→ **Exercise**: Return the listing below exactly, with the pictures dropped.
--- start Recorded data ---
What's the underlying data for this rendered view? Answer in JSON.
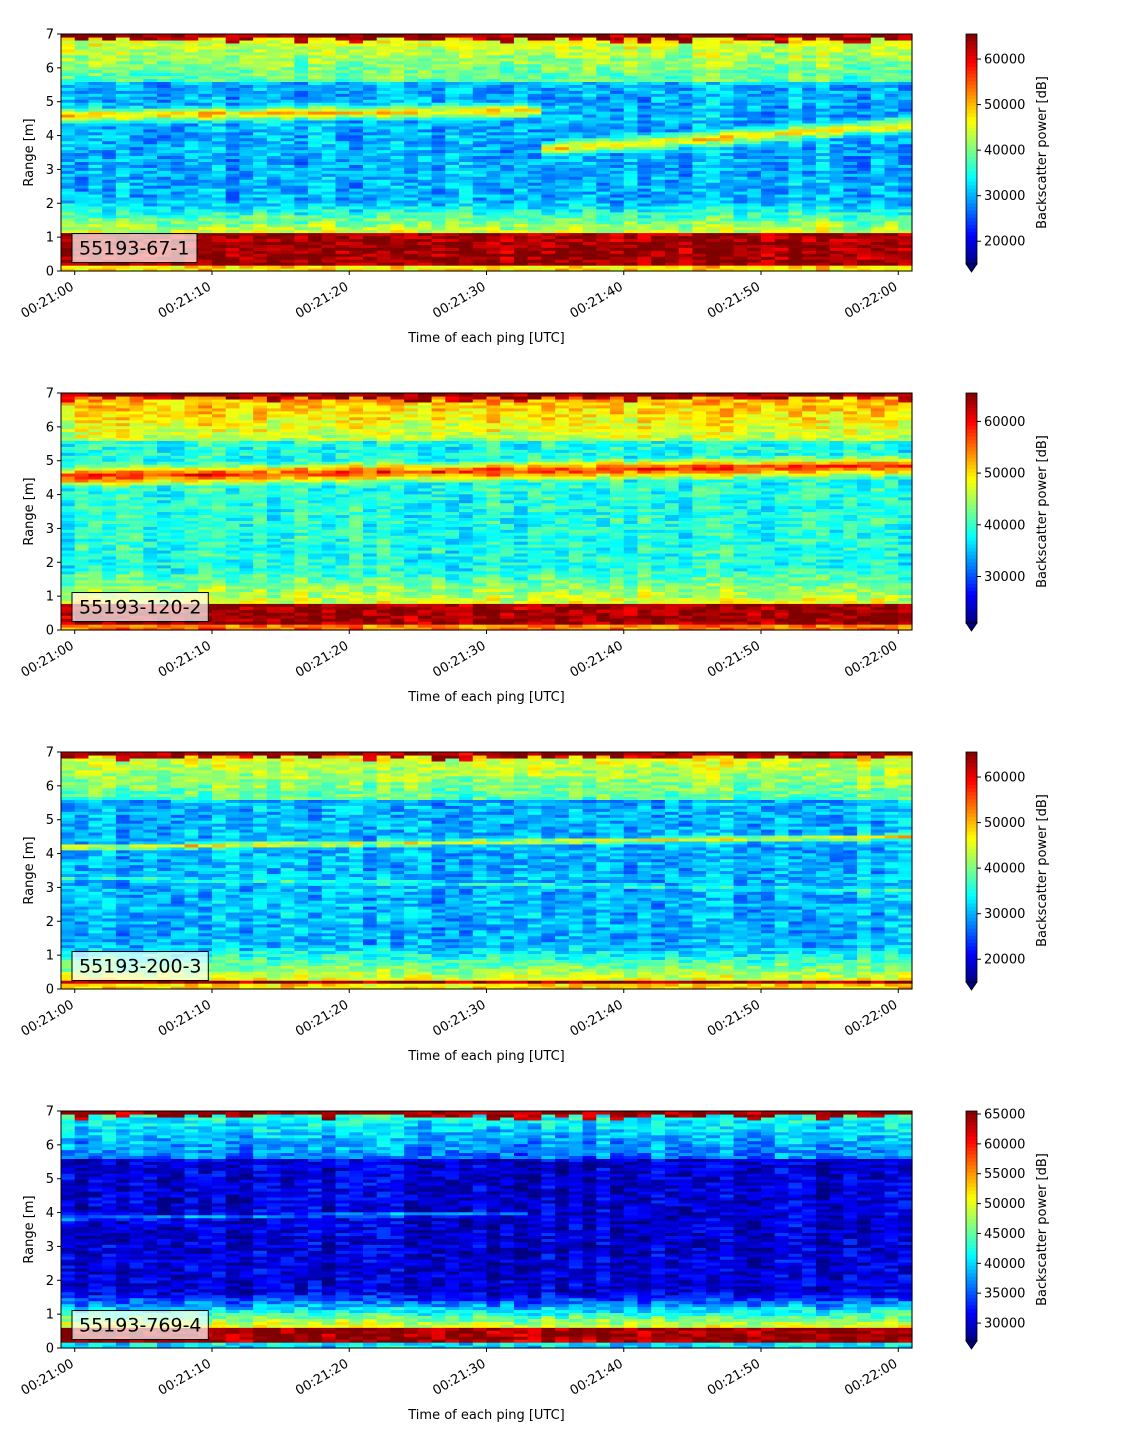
{
  "colormap": "jet",
  "colors": {
    "frame": "#000000",
    "background": "#ffffff",
    "label_box_alpha": 0.7
  },
  "shared": {
    "xlabel": "Time of each ping [UTC]",
    "ylabel": "Range [m]",
    "cbar_label": "Backscatter power [dB]",
    "xticks": [
      "00:21:00",
      "00:21:10",
      "00:21:20",
      "00:21:30",
      "00:21:40",
      "00:21:50",
      "00:22:00"
    ],
    "xrange_seconds": [
      -1,
      61
    ],
    "yticks": [
      "0",
      "1",
      "2",
      "3",
      "4",
      "5",
      "6",
      "7"
    ],
    "ylim": [
      0,
      7
    ]
  },
  "chart_data": [
    {
      "type": "heatmap",
      "label": "55193-67-1",
      "xlabel": "Time of each ping [UTC]",
      "ylabel": "Range [m]",
      "ylim": [
        0,
        7
      ],
      "colorbar": {
        "label": "Backscatter power [dB]",
        "min": 15000,
        "max": 65500,
        "extend": "min",
        "ticks": [
          20000,
          30000,
          40000,
          50000,
          60000
        ]
      },
      "features": {
        "near_field_top_m": 1.1,
        "mid_level": 0.3,
        "bottom_level": 0.55,
        "layers": [
          {
            "y0": 4.6,
            "y1": 4.75,
            "strength": 0.4,
            "width": 0.28,
            "until_s": 34
          },
          {
            "y0": 3.6,
            "y1": 4.3,
            "strength": 0.38,
            "width": 0.28,
            "from_s": 34
          }
        ]
      }
    },
    {
      "type": "heatmap",
      "label": "55193-120-2",
      "xlabel": "Time of each ping [UTC]",
      "ylabel": "Range [m]",
      "ylim": [
        0,
        7
      ],
      "colorbar": {
        "label": "Backscatter power [dB]",
        "min": 21000,
        "max": 65500,
        "extend": "min",
        "ticks": [
          30000,
          40000,
          50000,
          60000
        ]
      },
      "features": {
        "near_field_top_m": 0.8,
        "mid_level": 0.4,
        "bottom_level": 0.65,
        "layers": [
          {
            "y0": 4.55,
            "y1": 4.85,
            "strength": 0.45,
            "width": 0.35
          }
        ]
      }
    },
    {
      "type": "heatmap",
      "label": "55193-200-3",
      "xlabel": "Time of each ping [UTC]",
      "ylabel": "Range [m]",
      "ylim": [
        0,
        7
      ],
      "colorbar": {
        "label": "Backscatter power [dB]",
        "min": 15000,
        "max": 65500,
        "extend": "min",
        "ticks": [
          20000,
          30000,
          40000,
          50000,
          60000
        ]
      },
      "features": {
        "near_field_top_m": 0.3,
        "mid_level": 0.3,
        "bottom_level": 0.55,
        "layers": [
          {
            "y0": 4.2,
            "y1": 4.5,
            "strength": 0.35,
            "width": 0.12
          },
          {
            "y0": 3.3,
            "y1": 2.9,
            "strength": 0.12,
            "width": 0.1
          }
        ]
      }
    },
    {
      "type": "heatmap",
      "label": "55193-769-4",
      "xlabel": "Time of each ping [UTC]",
      "ylabel": "Range [m]",
      "ylim": [
        0,
        7
      ],
      "colorbar": {
        "label": "Backscatter power [dB]",
        "min": 27000,
        "max": 65500,
        "extend": "min",
        "ticks": [
          30000,
          35000,
          40000,
          45000,
          50000,
          55000,
          60000,
          65000
        ]
      },
      "features": {
        "near_field_top_m": 0.65,
        "mid_level": 0.08,
        "bottom_level": 0.25,
        "layers": [
          {
            "y0": 3.85,
            "y1": 4.0,
            "strength": 0.22,
            "width": 0.09,
            "until_s": 33
          }
        ]
      }
    }
  ]
}
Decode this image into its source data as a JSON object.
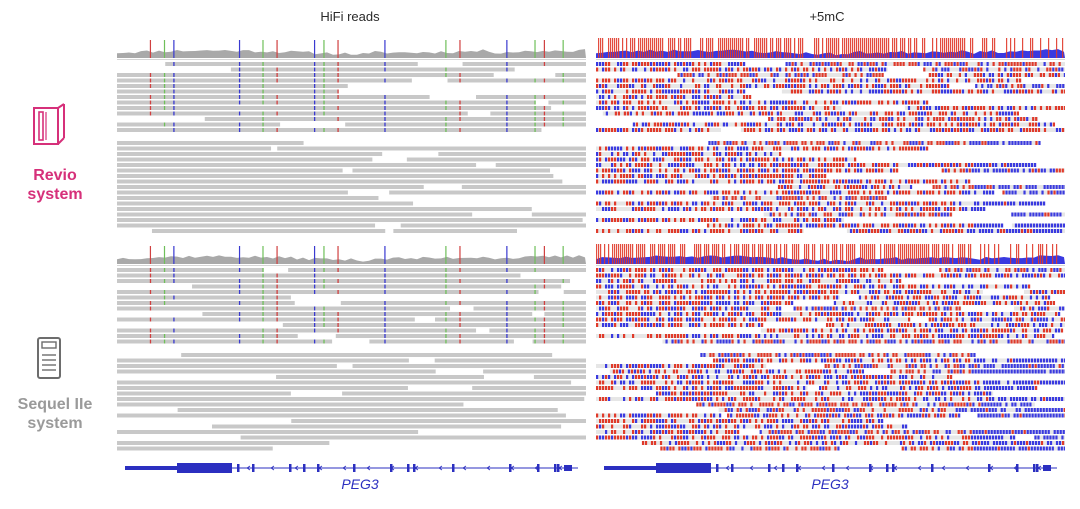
{
  "columns": {
    "left_title": "HiFi reads",
    "right_title": "+5mC"
  },
  "systems": [
    {
      "line1": "Revio",
      "line2": "system",
      "color": "#d6307a",
      "icon": "revio-instrument-icon"
    },
    {
      "line1": "Sequel IIe",
      "line2": "system",
      "color": "#9a9a9a",
      "icon": "sequel-instrument-icon"
    }
  ],
  "gene": {
    "name": "PEG3",
    "color": "#2b2fc0"
  },
  "colors": {
    "read_gray": "#c8c8c8",
    "coverage_gray": "#a9a9a9",
    "methylated": "#e03a2a",
    "unmethylated": "#3a3ae0",
    "mismatch_green": "#6fbf5a",
    "mismatch_red": "#d04040",
    "mismatch_blue": "#3a3ad0"
  }
}
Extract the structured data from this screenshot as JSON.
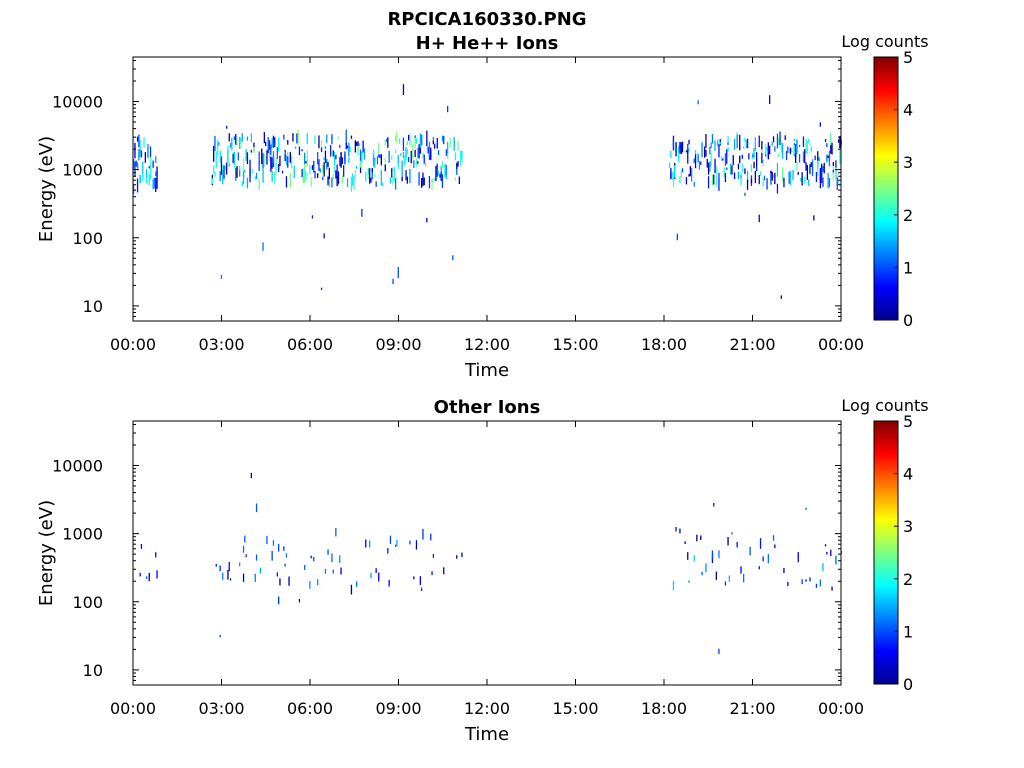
--- end Recorded data ---
→ **Problem solution**:
What's the underlying data for this rendered view? Answer in JSON.
{
  "colormap": "jet",
  "colors": {
    "frame": "#000000",
    "background": "#ffffff",
    "label_box_alpha": 0.7
  },
  "shared": {
    "xlabel": "Time of each ping [UTC]",
    "ylabel": "Range [m]",
    "cbar_label": "Backscatter power [dB]",
    "xticks": [
      "00:21:00",
      "00:21:10",
      "00:21:20",
      "00:21:30",
      "00:21:40",
      "00:21:50",
      "00:22:00"
    ],
    "xrange_seconds": [
      -1,
      61
    ],
    "yticks": [
      "0",
      "1",
      "2",
      "3",
      "4",
      "5",
      "6",
      "7"
    ],
    "ylim": [
      0,
      7
    ]
  },
  "chart_data": [
    {
      "type": "heatmap",
      "label": "55193-67-1",
      "xlabel": "Time of each ping [UTC]",
      "ylabel": "Range [m]",
      "ylim": [
        0,
        7
      ],
      "colorbar": {
        "label": "Backscatter power [dB]",
        "min": 15000,
        "max": 65500,
        "extend": "min",
        "ticks": [
          20000,
          30000,
          40000,
          50000,
          60000
        ]
      },
      "features": {
        "near_field_top_m": 1.1,
        "mid_level": 0.3,
        "bottom_level": 0.55,
        "layers": [
          {
            "y0": 4.6,
            "y1": 4.75,
            "strength": 0.4,
            "width": 0.28,
            "until_s": 34
          },
          {
            "y0": 3.6,
            "y1": 4.3,
            "strength": 0.38,
            "width": 0.28,
            "from_s": 34
          }
        ]
      }
    },
    {
      "type": "heatmap",
      "label": "55193-120-2",
      "xlabel": "Time of each ping [UTC]",
      "ylabel": "Range [m]",
      "ylim": [
        0,
        7
      ],
      "colorbar": {
        "label": "Backscatter power [dB]",
        "min": 21000,
        "max": 65500,
        "extend": "min",
        "ticks": [
          30000,
          40000,
          50000,
          60000
        ]
      },
      "features": {
        "near_field_top_m": 0.8,
        "mid_level": 0.4,
        "bottom_level": 0.65,
        "layers": [
          {
            "y0": 4.55,
            "y1": 4.85,
            "strength": 0.45,
            "width": 0.35
          }
        ]
      }
    },
    {
      "type": "heatmap",
      "label": "55193-200-3",
      "xlabel": "Time of each ping [UTC]",
      "ylabel": "Range [m]",
      "ylim": [
        0,
        7
      ],
      "colorbar": {
        "label": "Backscatter power [dB]",
        "min": 15000,
        "max": 65500,
        "extend": "min",
        "ticks": [
          20000,
          30000,
          40000,
          50000,
          60000
        ]
      },
      "features": {
        "near_field_top_m": 0.3,
        "mid_level": 0.3,
        "bottom_level": 0.55,
        "layers": [
          {
            "y0": 4.2,
            "y1": 4.5,
            "strength": 0.35,
            "width": 0.12
          },
          {
            "y0": 3.3,
            "y1": 2.9,
            "strength": 0.12,
            "width": 0.1
          }
        ]
      }
    },
    {
      "type": "heatmap",
      "label": "55193-769-4",
      "xlabel": "Time of each ping [UTC]",
      "ylabel": "Range [m]",
      "ylim": [
        0,
        7
      ],
      "colorbar": {
        "label": "Backscatter power [dB]",
        "min": 27000,
        "max": 65500,
        "extend": "min",
        "ticks": [
          30000,
          35000,
          40000,
          45000,
          50000,
          55000,
          60000,
          65000
        ]
      },
      "features": {
        "near_field_top_m": 0.65,
        "mid_level": 0.08,
        "bottom_level": 0.25,
        "layers": [
          {
            "y0": 3.85,
            "y1": 4.0,
            "strength": 0.22,
            "width": 0.09,
            "until_s": 33
          }
        ]
      }
    }
  ]
}
Decode this image into its source data as a JSON object.
{
  "columns": {
    "left_title": "HiFi reads",
    "right_title": "+5mC"
  },
  "systems": [
    {
      "line1": "Revio",
      "line2": "system",
      "color": "#d6307a",
      "icon": "revio-instrument-icon"
    },
    {
      "line1": "Sequel IIe",
      "line2": "system",
      "color": "#9a9a9a",
      "icon": "sequel-instrument-icon"
    }
  ],
  "gene": {
    "name": "PEG3",
    "color": "#2b2fc0"
  },
  "colors": {
    "read_gray": "#c8c8c8",
    "coverage_gray": "#a9a9a9",
    "methylated": "#e03a2a",
    "unmethylated": "#3a3ae0",
    "mismatch_green": "#6fbf5a",
    "mismatch_red": "#d04040",
    "mismatch_blue": "#3a3ad0"
  }
}
Extract the structured data from this screenshot as JSON.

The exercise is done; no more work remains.